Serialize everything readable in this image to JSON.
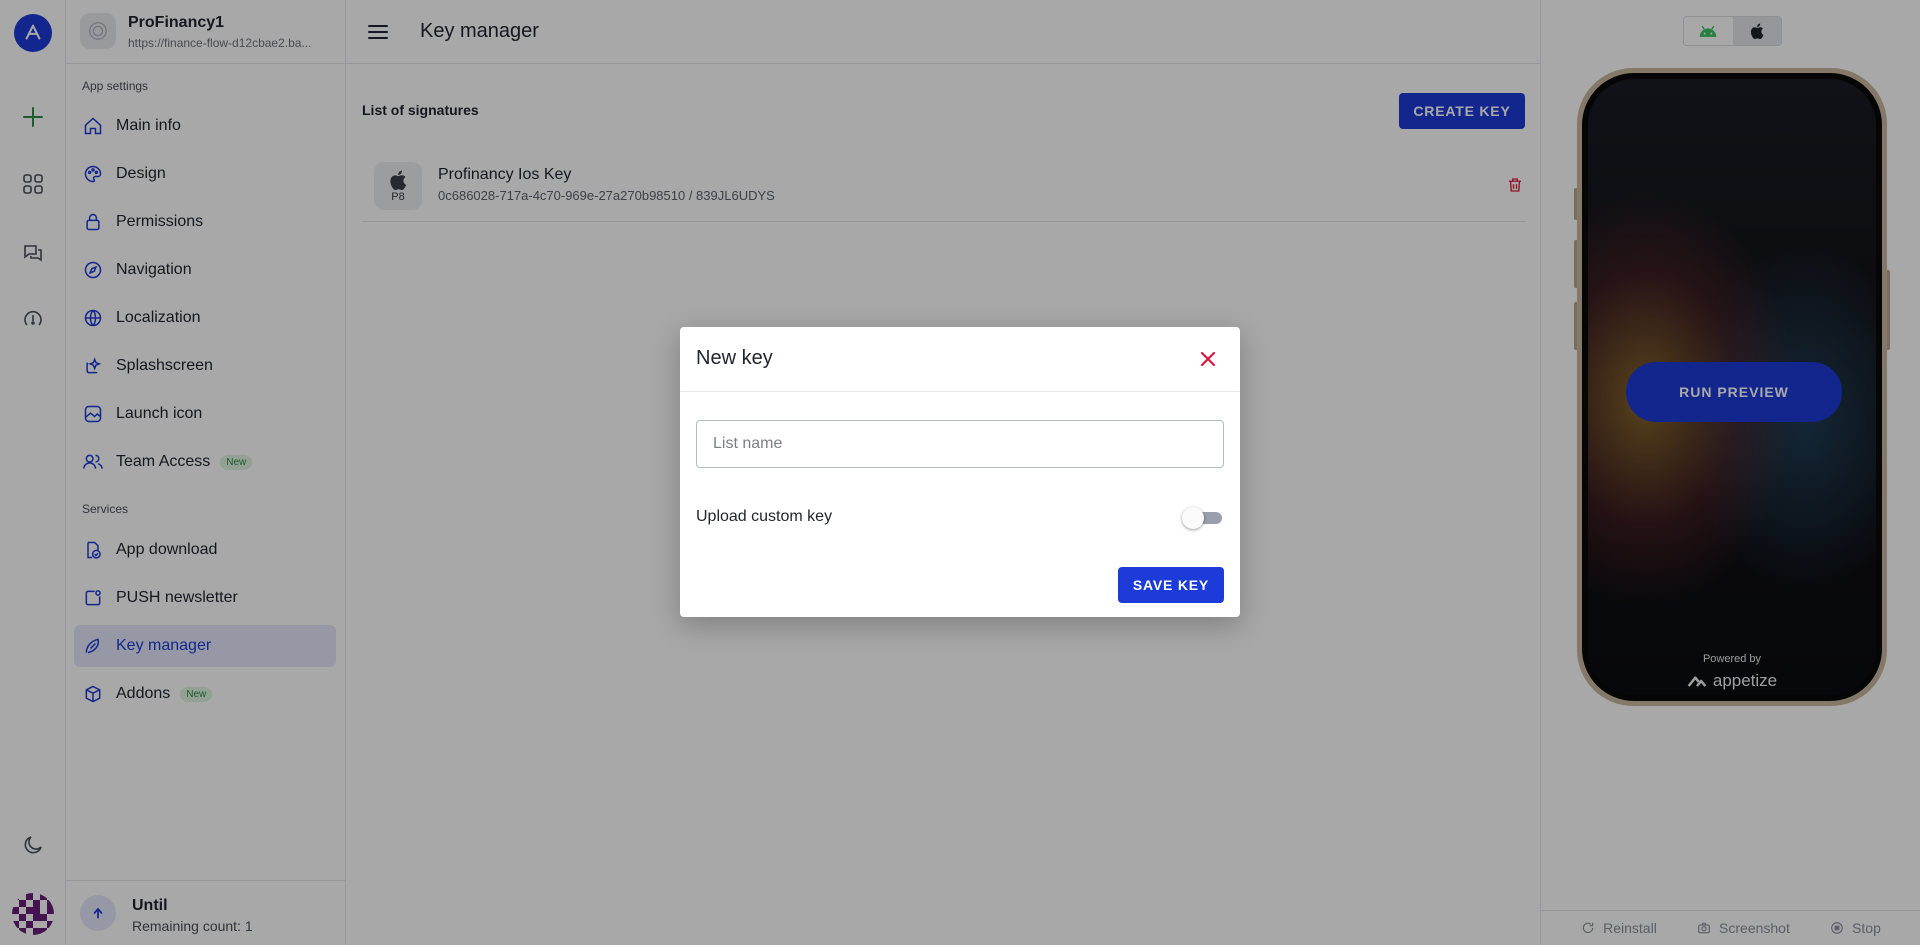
{
  "app": {
    "name": "ProFinancy1",
    "url": "https://finance-flow-d12cbae2.ba..."
  },
  "sidebar": {
    "section_app_settings": "App settings",
    "section_services": "Services",
    "items": [
      {
        "label": "Main info",
        "icon": "home-icon"
      },
      {
        "label": "Design",
        "icon": "palette-icon"
      },
      {
        "label": "Permissions",
        "icon": "lock-icon"
      },
      {
        "label": "Navigation",
        "icon": "compass-icon"
      },
      {
        "label": "Localization",
        "icon": "globe-icon"
      },
      {
        "label": "Splashscreen",
        "icon": "sparkle-icon"
      },
      {
        "label": "Launch icon",
        "icon": "image-icon"
      },
      {
        "label": "Team Access",
        "icon": "users-icon",
        "badge": "New"
      }
    ],
    "services": [
      {
        "label": "App download",
        "icon": "download-icon"
      },
      {
        "label": "PUSH newsletter",
        "icon": "push-icon"
      },
      {
        "label": "Key manager",
        "icon": "key-icon",
        "active": true
      },
      {
        "label": "Addons",
        "icon": "box-icon",
        "badge": "New"
      }
    ]
  },
  "plan": {
    "title": "Until",
    "remaining": "Remaining count: 1"
  },
  "main": {
    "title": "Key manager",
    "list_title": "List of signatures",
    "create_label": "CREATE KEY",
    "keys": [
      {
        "name": "Profinancy Ios Key",
        "id": "0c686028-717a-4c70-969e-27a270b98510 / 839JL6UDYS",
        "type": "P8"
      }
    ]
  },
  "preview": {
    "run_label": "RUN PREVIEW",
    "powered_by": "Powered by",
    "brand": "appetize",
    "footer": {
      "reinstall": "Reinstall",
      "screenshot": "Screenshot",
      "stop": "Stop"
    }
  },
  "dialog": {
    "title": "New key",
    "input_placeholder": "List name",
    "input_value": "",
    "upload_label": "Upload custom key",
    "upload_enabled": false,
    "save_label": "SAVE KEY"
  },
  "colors": {
    "accent": "#1d3bd8",
    "danger": "#e0183c",
    "badge_green": "#2e8b47"
  }
}
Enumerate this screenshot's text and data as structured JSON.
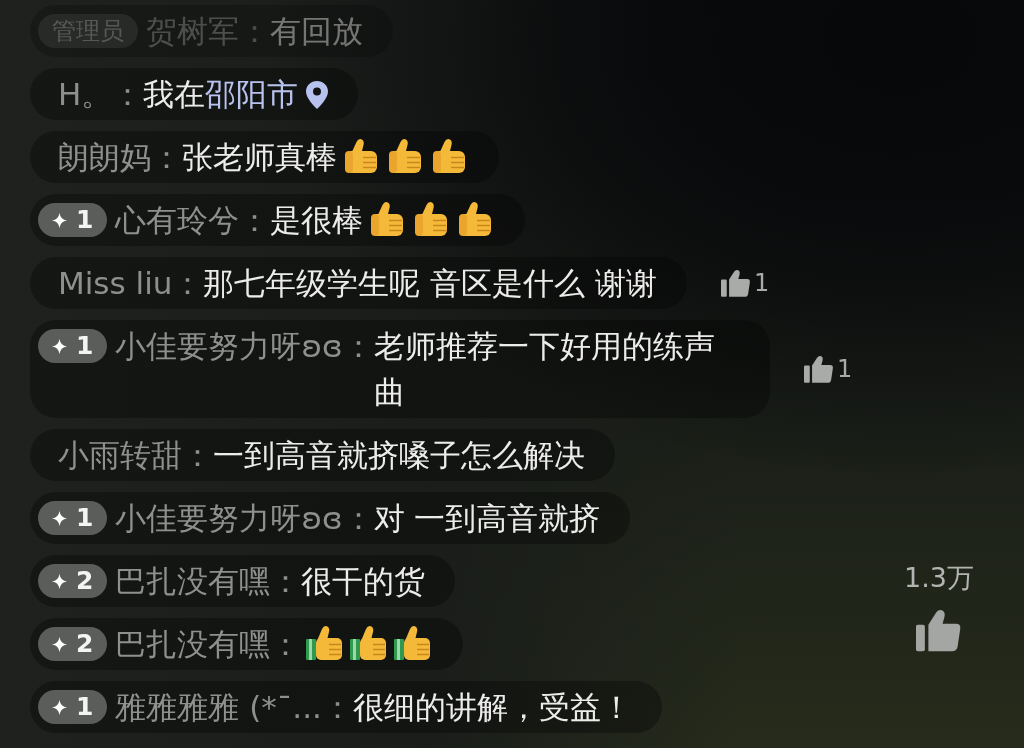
{
  "comments": [
    {
      "badge": {
        "kind": "role",
        "text": "管理员"
      },
      "name": "贺树军：",
      "message": "有回放",
      "faded": true
    },
    {
      "name": "H。：",
      "message": "我在",
      "location": "邵阳市",
      "faded": false
    },
    {
      "name": "朗朗妈：",
      "message": "张老师真棒",
      "emojis": [
        {
          "kind": "plain"
        },
        {
          "kind": "plain"
        },
        {
          "kind": "plain"
        }
      ],
      "faded": false
    },
    {
      "badge": {
        "kind": "level",
        "text": "1"
      },
      "name": "心有玲兮：",
      "message": "是很棒",
      "emojis": [
        {
          "kind": "plain"
        },
        {
          "kind": "plain"
        },
        {
          "kind": "plain"
        }
      ],
      "faded": false
    },
    {
      "name": "Miss liu：",
      "message": "那七年级学生呢 音区是什么 谢谢",
      "likes": "1",
      "faded": false
    },
    {
      "badge": {
        "kind": "level",
        "text": "1"
      },
      "name": "小佳要努力呀ʚɞ：",
      "message": "老师推荐一下好用的练声曲",
      "likes": "1",
      "faded": false
    },
    {
      "name": "小雨转甜：",
      "message": "一到高音就挤嗓子怎么解决",
      "faded": false
    },
    {
      "badge": {
        "kind": "level",
        "text": "1"
      },
      "name": "小佳要努力呀ʚɞ：",
      "message": "对 一到高音就挤",
      "faded": false
    },
    {
      "badge": {
        "kind": "level",
        "text": "2"
      },
      "name": "巴扎没有嘿：",
      "message": "很干的货",
      "faded": false
    },
    {
      "badge": {
        "kind": "level",
        "text": "2"
      },
      "name": "巴扎没有嘿：",
      "emojis": [
        {
          "kind": "cuffed"
        },
        {
          "kind": "cuffed"
        },
        {
          "kind": "cuffed"
        }
      ],
      "faded": false
    },
    {
      "badge": {
        "kind": "level",
        "text": "1"
      },
      "name": "雅雅雅雅 (*¯...：",
      "message": "很细的讲解，受益！",
      "faded": false
    }
  ],
  "like_button": {
    "count": "1.3万"
  }
}
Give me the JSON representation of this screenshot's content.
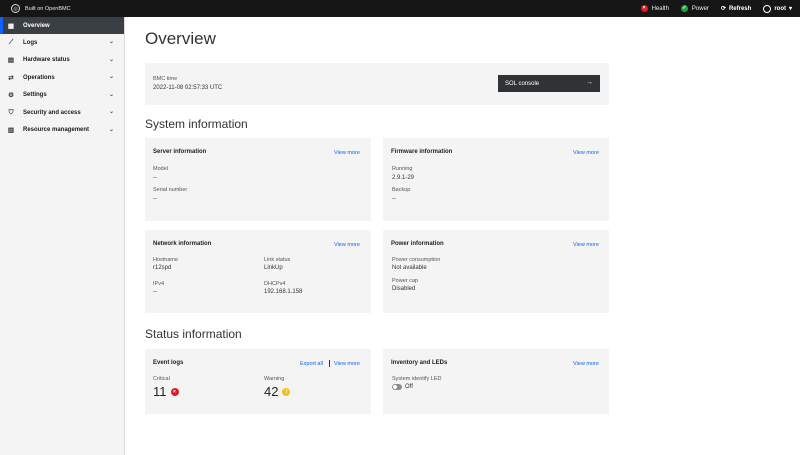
{
  "topbar": {
    "brand": "Built on OpenBMC",
    "health_label": "Health",
    "health_color": "#da1e28",
    "power_label": "Power",
    "power_color": "#24a148",
    "refresh_label": "Refresh",
    "user_label": "root"
  },
  "sidebar": {
    "items": [
      {
        "label": "Overview",
        "icon": "grid-icon",
        "active": true
      },
      {
        "label": "Logs",
        "icon": "chart-icon"
      },
      {
        "label": "Hardware status",
        "icon": "server-icon"
      },
      {
        "label": "Operations",
        "icon": "sliders-icon"
      },
      {
        "label": "Settings",
        "icon": "gear-icon"
      },
      {
        "label": "Security and access",
        "icon": "shield-icon"
      },
      {
        "label": "Resource management",
        "icon": "bars-icon"
      }
    ]
  },
  "main": {
    "title": "Overview",
    "bmc": {
      "label": "BMC time",
      "value": "2022-11-08 02:57:33 UTC",
      "sol_label": "SOL console"
    },
    "system_title": "System information",
    "server": {
      "title": "Server information",
      "view_more": "View more",
      "model_label": "Model",
      "model_value": "--",
      "serial_label": "Serial number",
      "serial_value": "--"
    },
    "firmware": {
      "title": "Firmware information",
      "view_more": "View more",
      "running_label": "Running",
      "running_value": "2.9.1-29",
      "backup_label": "Backup",
      "backup_value": "--"
    },
    "network": {
      "title": "Network information",
      "view_more": "View more",
      "hostname_label": "Hostname",
      "hostname_value": "r12spd",
      "link_label": "Link status",
      "link_value": "LinkUp",
      "ipv4_label": "IPv4",
      "ipv4_value": "--",
      "dhcp_label": "DHCPv4",
      "dhcp_value": "192.168.1.158"
    },
    "power": {
      "title": "Power information",
      "view_more": "View more",
      "consumption_label": "Power consumption",
      "consumption_value": "Not available",
      "cap_label": "Power cap",
      "cap_value": "Disabled"
    },
    "status_title": "Status information",
    "events": {
      "title": "Event logs",
      "export_all": "Export all",
      "view_more": "View more",
      "critical_label": "Critical",
      "critical_value": "11",
      "warning_label": "Warning",
      "warning_value": "42"
    },
    "inventory": {
      "title": "Inventory and LEDs",
      "view_more": "View more",
      "led_label": "System identify LED",
      "led_value": "Off"
    }
  }
}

▶ [Directive]
Where does the word "image" appear? Return each line that holds it.

▶ [Correct result]
Serialize everything readable in this image to JSON.
        "icon": "image-icon"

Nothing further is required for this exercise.